Task data →

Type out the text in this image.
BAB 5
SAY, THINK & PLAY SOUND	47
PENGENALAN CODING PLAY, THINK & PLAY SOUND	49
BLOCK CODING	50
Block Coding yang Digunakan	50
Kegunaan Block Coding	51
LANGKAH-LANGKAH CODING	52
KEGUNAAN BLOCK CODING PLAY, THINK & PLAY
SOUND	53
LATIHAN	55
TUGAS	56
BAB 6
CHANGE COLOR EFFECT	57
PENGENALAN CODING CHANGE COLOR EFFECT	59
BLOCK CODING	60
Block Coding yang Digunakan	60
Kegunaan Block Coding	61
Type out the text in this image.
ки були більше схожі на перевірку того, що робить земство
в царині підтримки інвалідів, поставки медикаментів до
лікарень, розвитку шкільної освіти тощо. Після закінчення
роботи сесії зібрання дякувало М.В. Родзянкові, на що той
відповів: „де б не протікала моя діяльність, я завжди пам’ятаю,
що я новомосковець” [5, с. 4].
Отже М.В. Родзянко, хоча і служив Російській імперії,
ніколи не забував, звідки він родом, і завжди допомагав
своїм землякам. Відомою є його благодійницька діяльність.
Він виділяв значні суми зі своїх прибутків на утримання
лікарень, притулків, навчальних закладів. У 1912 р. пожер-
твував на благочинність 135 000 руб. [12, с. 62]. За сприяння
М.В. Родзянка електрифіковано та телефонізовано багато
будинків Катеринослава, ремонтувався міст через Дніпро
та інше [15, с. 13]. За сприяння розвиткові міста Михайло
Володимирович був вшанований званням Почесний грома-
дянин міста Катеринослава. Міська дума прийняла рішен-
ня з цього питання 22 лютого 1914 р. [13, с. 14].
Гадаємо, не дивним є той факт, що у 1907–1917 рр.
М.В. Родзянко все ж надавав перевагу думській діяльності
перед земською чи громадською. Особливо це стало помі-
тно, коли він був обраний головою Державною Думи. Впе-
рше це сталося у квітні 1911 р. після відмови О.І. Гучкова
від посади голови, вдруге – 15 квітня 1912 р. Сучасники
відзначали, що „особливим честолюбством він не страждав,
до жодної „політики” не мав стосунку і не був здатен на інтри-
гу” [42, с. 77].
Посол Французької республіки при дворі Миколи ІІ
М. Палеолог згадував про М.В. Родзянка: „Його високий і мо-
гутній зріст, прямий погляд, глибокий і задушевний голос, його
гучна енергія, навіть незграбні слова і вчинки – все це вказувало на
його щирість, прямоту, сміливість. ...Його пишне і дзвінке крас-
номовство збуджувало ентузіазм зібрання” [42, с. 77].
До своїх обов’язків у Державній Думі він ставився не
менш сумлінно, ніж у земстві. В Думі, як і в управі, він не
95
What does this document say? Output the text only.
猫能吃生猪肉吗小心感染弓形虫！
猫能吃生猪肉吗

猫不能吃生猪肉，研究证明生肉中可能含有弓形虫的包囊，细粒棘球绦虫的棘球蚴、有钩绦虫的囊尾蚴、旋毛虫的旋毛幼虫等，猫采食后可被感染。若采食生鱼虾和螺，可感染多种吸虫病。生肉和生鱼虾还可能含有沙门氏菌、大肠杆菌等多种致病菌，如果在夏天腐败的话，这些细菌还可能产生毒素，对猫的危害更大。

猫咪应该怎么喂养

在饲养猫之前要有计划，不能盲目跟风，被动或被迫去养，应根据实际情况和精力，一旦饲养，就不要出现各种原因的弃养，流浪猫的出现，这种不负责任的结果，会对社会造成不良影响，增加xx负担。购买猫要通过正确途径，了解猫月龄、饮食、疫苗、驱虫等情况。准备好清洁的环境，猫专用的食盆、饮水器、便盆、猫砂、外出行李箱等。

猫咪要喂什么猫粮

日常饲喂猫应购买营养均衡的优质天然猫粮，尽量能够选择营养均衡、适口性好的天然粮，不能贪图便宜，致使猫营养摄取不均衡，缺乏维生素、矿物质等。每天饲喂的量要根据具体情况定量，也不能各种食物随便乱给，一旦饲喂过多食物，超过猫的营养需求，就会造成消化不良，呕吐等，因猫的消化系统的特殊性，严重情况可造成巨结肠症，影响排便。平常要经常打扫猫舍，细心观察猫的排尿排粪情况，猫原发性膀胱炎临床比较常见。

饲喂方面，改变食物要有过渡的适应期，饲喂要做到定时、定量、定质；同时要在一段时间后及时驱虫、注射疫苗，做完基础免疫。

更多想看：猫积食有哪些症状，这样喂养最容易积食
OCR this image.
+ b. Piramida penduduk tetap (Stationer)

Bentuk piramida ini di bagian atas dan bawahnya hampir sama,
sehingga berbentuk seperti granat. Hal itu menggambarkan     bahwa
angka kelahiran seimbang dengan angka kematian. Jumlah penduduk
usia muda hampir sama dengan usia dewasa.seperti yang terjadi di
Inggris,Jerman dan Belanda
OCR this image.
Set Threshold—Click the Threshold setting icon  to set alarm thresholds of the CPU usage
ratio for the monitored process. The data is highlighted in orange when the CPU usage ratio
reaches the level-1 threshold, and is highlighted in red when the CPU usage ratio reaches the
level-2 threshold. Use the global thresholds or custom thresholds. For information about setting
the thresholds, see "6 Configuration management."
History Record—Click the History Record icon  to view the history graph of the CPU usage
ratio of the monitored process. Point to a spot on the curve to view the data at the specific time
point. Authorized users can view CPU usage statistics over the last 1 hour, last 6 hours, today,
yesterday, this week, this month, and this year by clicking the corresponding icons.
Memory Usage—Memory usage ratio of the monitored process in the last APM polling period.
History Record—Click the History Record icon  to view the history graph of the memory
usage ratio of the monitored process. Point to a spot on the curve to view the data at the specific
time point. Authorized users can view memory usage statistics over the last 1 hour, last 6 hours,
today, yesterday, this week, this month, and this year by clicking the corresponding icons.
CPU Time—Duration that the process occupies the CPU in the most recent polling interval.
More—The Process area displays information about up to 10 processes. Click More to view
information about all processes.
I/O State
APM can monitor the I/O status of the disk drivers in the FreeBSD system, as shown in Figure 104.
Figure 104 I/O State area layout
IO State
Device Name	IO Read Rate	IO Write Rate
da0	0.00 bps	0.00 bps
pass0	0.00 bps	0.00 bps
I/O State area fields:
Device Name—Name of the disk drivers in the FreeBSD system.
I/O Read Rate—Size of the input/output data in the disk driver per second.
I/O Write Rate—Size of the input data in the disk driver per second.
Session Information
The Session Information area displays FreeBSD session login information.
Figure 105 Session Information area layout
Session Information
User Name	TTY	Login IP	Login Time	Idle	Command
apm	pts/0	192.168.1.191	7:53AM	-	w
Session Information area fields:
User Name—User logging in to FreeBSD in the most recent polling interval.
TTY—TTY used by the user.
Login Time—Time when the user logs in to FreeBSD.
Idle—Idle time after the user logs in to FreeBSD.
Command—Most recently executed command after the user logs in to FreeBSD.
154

The exercise →
Restate the data above word for word, please.

Task solution →
Type out the text in this image.
BAB 5
SAY, THINK & PLAY SOUND	47
PENGENALAN CODING PLAY, THINK & PLAY SOUND	49
BLOCK CODING	50
Block Coding yang Digunakan	50
Kegunaan Block Coding	51
LANGKAH-LANGKAH CODING	52
KEGUNAAN BLOCK CODING PLAY, THINK & PLAY
SOUND	53
LATIHAN	55
TUGAS	56
BAB 6
CHANGE COLOR EFFECT	57
PENGENALAN CODING CHANGE COLOR EFFECT	59
BLOCK CODING	60
Block Coding yang Digunakan	60
Kegunaan Block Coding	61
Type out the text in this image.
ки були більше схожі на перевірку того, що робить земство
в царині підтримки інвалідів, поставки медикаментів до
лікарень, розвитку шкільної освіти тощо. Після закінчення
роботи сесії зібрання дякувало М.В. Родзянкові, на що той
відповів: „де б не протікала моя діяльність, я завжди пам’ятаю,
що я новомосковець” [5, с. 4].
Отже М.В. Родзянко, хоча і служив Російській імперії,
ніколи не забував, звідки він родом, і завжди допомагав
своїм землякам. Відомою є його благодійницька діяльність.
Він виділяв значні суми зі своїх прибутків на утримання
лікарень, притулків, навчальних закладів. У 1912 р. пожер-
твував на благочинність 135 000 руб. [12, с. 62]. За сприяння
М.В. Родзянка електрифіковано та телефонізовано багато
будинків Катеринослава, ремонтувався міст через Дніпро
та інше [15, с. 13]. За сприяння розвиткові міста Михайло
Володимирович був вшанований званням Почесний грома-
дянин міста Катеринослава. Міська дума прийняла рішен-
ня з цього питання 22 лютого 1914 р. [13, с. 14].
Гадаємо, не дивним є той факт, що у 1907–1917 рр.
М.В. Родзянко все ж надавав перевагу думській діяльності
перед земською чи громадською. Особливо це стало помі-
тно, коли він був обраний головою Державною Думи. Впе-
рше це сталося у квітні 1911 р. після відмови О.І. Гучкова
від посади голови, вдруге – 15 квітня 1912 р. Сучасники
відзначали, що „особливим честолюбством він не страждав,
до жодної „політики” не мав стосунку і не був здатен на інтри-
гу” [42, с. 77].
Посол Французької республіки при дворі Миколи ІІ
М. Палеолог згадував про М.В. Родзянка: „Його високий і мо-
гутній зріст, прямий погляд, глибокий і задушевний голос, його
гучна енергія, навіть незграбні слова і вчинки – все це вказувало на
його щирість, прямоту, сміливість. ...Його пишне і дзвінке крас-
номовство збуджувало ентузіазм зібрання” [42, с. 77].
До своїх обов’язків у Державній Думі він ставився не
менш сумлінно, ніж у земстві. В Думі, як і в управі, він не
95
What does this document say? Output the text only.
猫能吃生猪肉吗小心感染弓形虫！
猫能吃生猪肉吗

猫不能吃生猪肉，研究证明生肉中可能含有弓形虫的包囊，细粒棘球绦虫的棘球蚴、有钩绦虫的囊尾蚴、旋毛虫的旋毛幼虫等，猫采食后可被感染。若采食生鱼虾和螺，可感染多种吸虫病。生肉和生鱼虾还可能含有沙门氏菌、大肠杆菌等多种致病菌，如果在夏天腐败的话，这些细菌还可能产生毒素，对猫的危害更大。

猫咪应该怎么喂养

在饲养猫之前要有计划，不能盲目跟风，被动或被迫去养，应根据实际情况和精力，一旦饲养，就不要出现各种原因的弃养，流浪猫的出现，这种不负责任的结果，会对社会造成不良影响，增加xx负担。购买猫要通过正确途径，了解猫月龄、饮食、疫苗、驱虫等情况。准备好清洁的环境，猫专用的食盆、饮水器、便盆、猫砂、外出行李箱等。

猫咪要喂什么猫粮

日常饲喂猫应购买营养均衡的优质天然猫粮，尽量能够选择营养均衡、适口性好的天然粮，不能贪图便宜，致使猫营养摄取不均衡，缺乏维生素、矿物质等。每天饲喂的量要根据具体情况定量，也不能各种食物随便乱给，一旦饲喂过多食物，超过猫的营养需求，就会造成消化不良，呕吐等，因猫的消化系统的特殊性，严重情况可造成巨结肠症，影响排便。平常要经常打扫猫舍，细心观察猫的排尿排粪情况，猫原发性膀胱炎临床比较常见。

饲喂方面，改变食物要有过渡的适应期，饲喂要做到定时、定量、定质；同时要在一段时间后及时驱虫、注射疫苗，做完基础免疫。

更多想看：猫积食有哪些症状，这样喂养最容易积食
OCR this image.
+ b. Piramida penduduk tetap (Stationer)

Bentuk piramida ini di bagian atas dan bawahnya hampir sama,
sehingga berbentuk seperti granat. Hal itu menggambarkan     bahwa
angka kelahiran seimbang dengan angka kematian. Jumlah penduduk
usia muda hampir sama dengan usia dewasa.seperti yang terjadi di
Inggris,Jerman dan Belanda
OCR this image.
Set Threshold—Click the Threshold setting icon  to set alarm thresholds of the CPU usage
ratio for the monitored process. The data is highlighted in orange when the CPU usage ratio
reaches the level-1 threshold, and is highlighted in red when the CPU usage ratio reaches the
level-2 threshold. Use the global thresholds or custom thresholds. For information about setting
the thresholds, see "6 Configuration management."
History Record—Click the History Record icon  to view the history graph of the CPU usage
ratio of the monitored process. Point to a spot on the curve to view the data at the specific time
point. Authorized users can view CPU usage statistics over the last 1 hour, last 6 hours, today,
yesterday, this week, this month, and this year by clicking the corresponding icons.
Memory Usage—Memory usage ratio of the monitored process in the last APM polling period.
History Record—Click the History Record icon  to view the history graph of the memory
usage ratio of the monitored process. Point to a spot on the curve to view the data at the specific
time point. Authorized users can view memory usage statistics over the last 1 hour, last 6 hours,
today, yesterday, this week, this month, and this year by clicking the corresponding icons.
CPU Time—Duration that the process occupies the CPU in the most recent polling interval.
More—The Process area displays information about up to 10 processes. Click More to view
information about all processes.
I/O State
APM can monitor the I/O status of the disk drivers in the FreeBSD system, as shown in Figure 104.
Figure 104 I/O State area layout
IO State
Device Name	IO Read Rate	IO Write Rate
da0	0.00 bps	0.00 bps
pass0	0.00 bps	0.00 bps
I/O State area fields:
Device Name—Name of the disk drivers in the FreeBSD system.
I/O Read Rate—Size of the input/output data in the disk driver per second.
I/O Write Rate—Size of the input data in the disk driver per second.
Session Information
The Session Information area displays FreeBSD session login information.
Figure 105 Session Information area layout
Session Information
User Name	TTY	Login IP	Login Time	Idle	Command
apm	pts/0	192.168.1.191	7:53AM	-	w
Session Information area fields:
User Name—User logging in to FreeBSD in the most recent polling interval.
TTY—TTY used by the user.
Login Time—Time when the user logs in to FreeBSD.
Idle—Idle time after the user logs in to FreeBSD.
Command—Most recently executed command after the user logs in to FreeBSD.
154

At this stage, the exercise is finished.